### ENTRIES PROVIDED ###

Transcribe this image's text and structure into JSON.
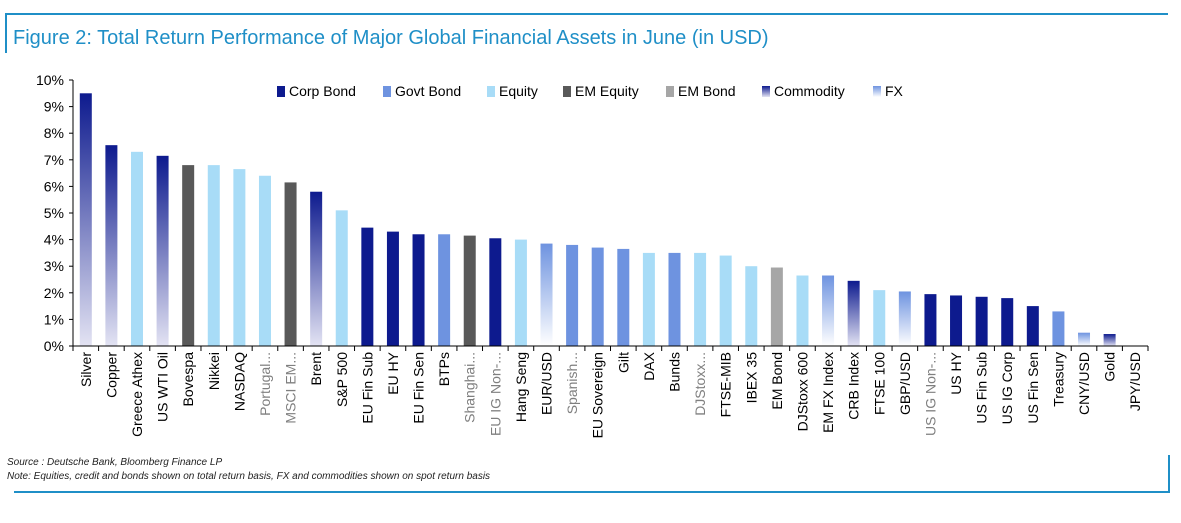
{
  "title": "Figure 2: Total Return Performance of Major Global Financial Assets in June (in USD)",
  "source": "Source : Deutsche Bank, Bloomberg Finance LP",
  "note": "Note: Equities, credit and bonds shown on total return basis, FX and commodities shown on spot return basis",
  "colors": {
    "corp_bond": "#0d1a8e",
    "govt_bond": "#6e93e0",
    "equity": "#a8dcf7",
    "em_equity": "#595959",
    "em_bond": "#a6a6a6",
    "commodity_top": "#0d1a8e",
    "commodity_bottom": "#e3e3f3",
    "fx_top": "#6e93e0",
    "fx_bottom": "#ffffff",
    "frame": "#1f8fc7"
  },
  "chart_data": {
    "type": "bar",
    "ylim": [
      0,
      10
    ],
    "y_ticks": [
      "0%",
      "1%",
      "2%",
      "3%",
      "4%",
      "5%",
      "6%",
      "7%",
      "8%",
      "9%",
      "10%"
    ],
    "legend": [
      {
        "name": "Corp Bond",
        "key": "corp_bond"
      },
      {
        "name": "Govt Bond",
        "key": "govt_bond"
      },
      {
        "name": "Equity",
        "key": "equity"
      },
      {
        "name": "EM Equity",
        "key": "em_equity"
      },
      {
        "name": "EM Bond",
        "key": "em_bond"
      },
      {
        "name": "Commodity",
        "key": "commodity"
      },
      {
        "name": "FX",
        "key": "fx"
      }
    ],
    "legend_position": "top",
    "categories": [
      "Silver",
      "Copper",
      "Greece Athex",
      "US WTI Oil",
      "Bovespa",
      "Nikkei",
      "NASDAQ",
      "Portugal...",
      "MSCI EM...",
      "Brent",
      "S&P 500",
      "EU Fin Sub",
      "EU HY",
      "EU Fin Sen",
      "BTPs",
      "Shanghai...",
      "EU IG Non-...",
      "Hang Seng",
      "EUR/USD",
      "Spanish...",
      "EU Sovereign",
      "Gilt",
      "DAX",
      "Bunds",
      "DJStoxx...",
      "FTSE-MIB",
      "IBEX 35",
      "EM Bond",
      "DJStoxx 600",
      "EM FX Index",
      "CRB Index",
      "FTSE 100",
      "GBP/USD",
      "US IG Non-...",
      "US HY",
      "US Fin Sub",
      "US IG Corp",
      "US Fin Sen",
      "Treasury",
      "CNY/USD",
      "Gold",
      "JPY/USD"
    ],
    "values": [
      9.5,
      7.55,
      7.3,
      7.15,
      6.8,
      6.8,
      6.65,
      6.4,
      6.15,
      5.8,
      5.1,
      4.45,
      4.3,
      4.2,
      4.2,
      4.15,
      4.05,
      4.0,
      3.85,
      3.8,
      3.7,
      3.65,
      3.5,
      3.5,
      3.5,
      3.4,
      3.0,
      2.95,
      2.65,
      2.65,
      2.45,
      2.1,
      2.05,
      1.95,
      1.9,
      1.85,
      1.8,
      1.5,
      1.3,
      0.5,
      0.45,
      0.0
    ],
    "asset_class": [
      "commodity",
      "commodity",
      "equity",
      "commodity",
      "em_equity",
      "equity",
      "equity",
      "equity",
      "em_equity",
      "commodity",
      "equity",
      "corp_bond",
      "corp_bond",
      "corp_bond",
      "govt_bond",
      "em_equity",
      "corp_bond",
      "equity",
      "fx",
      "govt_bond",
      "govt_bond",
      "govt_bond",
      "equity",
      "govt_bond",
      "equity",
      "equity",
      "equity",
      "em_bond",
      "equity",
      "fx",
      "commodity",
      "equity",
      "fx",
      "corp_bond",
      "corp_bond",
      "corp_bond",
      "corp_bond",
      "corp_bond",
      "govt_bond",
      "fx",
      "commodity",
      "fx"
    ]
  }
}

###

From the entries above, output every line exactly and omit any image.

Transcribe this image's text and structure into JSON.
{
  "title": "Figure 2: Total Return Performance of Major Global Financial Assets in June (in USD)",
  "source": "Source : Deutsche Bank, Bloomberg Finance LP",
  "note": "Note: Equities, credit and bonds shown on total return basis, FX and commodities shown on spot return basis",
  "colors": {
    "corp_bond": "#0d1a8e",
    "govt_bond": "#6e93e0",
    "equity": "#a8dcf7",
    "em_equity": "#595959",
    "em_bond": "#a6a6a6",
    "commodity_top": "#0d1a8e",
    "commodity_bottom": "#e3e3f3",
    "fx_top": "#6e93e0",
    "fx_bottom": "#ffffff",
    "frame": "#1f8fc7"
  },
  "chart_data": {
    "type": "bar",
    "ylim": [
      0,
      10
    ],
    "y_ticks": [
      "0%",
      "1%",
      "2%",
      "3%",
      "4%",
      "5%",
      "6%",
      "7%",
      "8%",
      "9%",
      "10%"
    ],
    "legend": [
      {
        "name": "Corp Bond",
        "key": "corp_bond"
      },
      {
        "name": "Govt Bond",
        "key": "govt_bond"
      },
      {
        "name": "Equity",
        "key": "equity"
      },
      {
        "name": "EM Equity",
        "key": "em_equity"
      },
      {
        "name": "EM Bond",
        "key": "em_bond"
      },
      {
        "name": "Commodity",
        "key": "commodity"
      },
      {
        "name": "FX",
        "key": "fx"
      }
    ],
    "legend_position": "top",
    "categories": [
      "Silver",
      "Copper",
      "Greece Athex",
      "US WTI Oil",
      "Bovespa",
      "Nikkei",
      "NASDAQ",
      "Portugal...",
      "MSCI EM...",
      "Brent",
      "S&P 500",
      "EU Fin Sub",
      "EU HY",
      "EU Fin Sen",
      "BTPs",
      "Shanghai...",
      "EU IG Non-...",
      "Hang Seng",
      "EUR/USD",
      "Spanish...",
      "EU Sovereign",
      "Gilt",
      "DAX",
      "Bunds",
      "DJStoxx...",
      "FTSE-MIB",
      "IBEX 35",
      "EM Bond",
      "DJStoxx 600",
      "EM FX Index",
      "CRB Index",
      "FTSE 100",
      "GBP/USD",
      "US IG Non-...",
      "US HY",
      "US Fin Sub",
      "US IG Corp",
      "US Fin Sen",
      "Treasury",
      "CNY/USD",
      "Gold",
      "JPY/USD"
    ],
    "values": [
      9.5,
      7.55,
      7.3,
      7.15,
      6.8,
      6.8,
      6.65,
      6.4,
      6.15,
      5.8,
      5.1,
      4.45,
      4.3,
      4.2,
      4.2,
      4.15,
      4.05,
      4.0,
      3.85,
      3.8,
      3.7,
      3.65,
      3.5,
      3.5,
      3.5,
      3.4,
      3.0,
      2.95,
      2.65,
      2.65,
      2.45,
      2.1,
      2.05,
      1.95,
      1.9,
      1.85,
      1.8,
      1.5,
      1.3,
      0.5,
      0.45,
      0.0
    ],
    "asset_class": [
      "commodity",
      "commodity",
      "equity",
      "commodity",
      "em_equity",
      "equity",
      "equity",
      "equity",
      "em_equity",
      "commodity",
      "equity",
      "corp_bond",
      "corp_bond",
      "corp_bond",
      "govt_bond",
      "em_equity",
      "corp_bond",
      "equity",
      "fx",
      "govt_bond",
      "govt_bond",
      "govt_bond",
      "equity",
      "govt_bond",
      "equity",
      "equity",
      "equity",
      "em_bond",
      "equity",
      "fx",
      "commodity",
      "equity",
      "fx",
      "corp_bond",
      "corp_bond",
      "corp_bond",
      "corp_bond",
      "corp_bond",
      "govt_bond",
      "fx",
      "commodity",
      "fx"
    ]
  }
}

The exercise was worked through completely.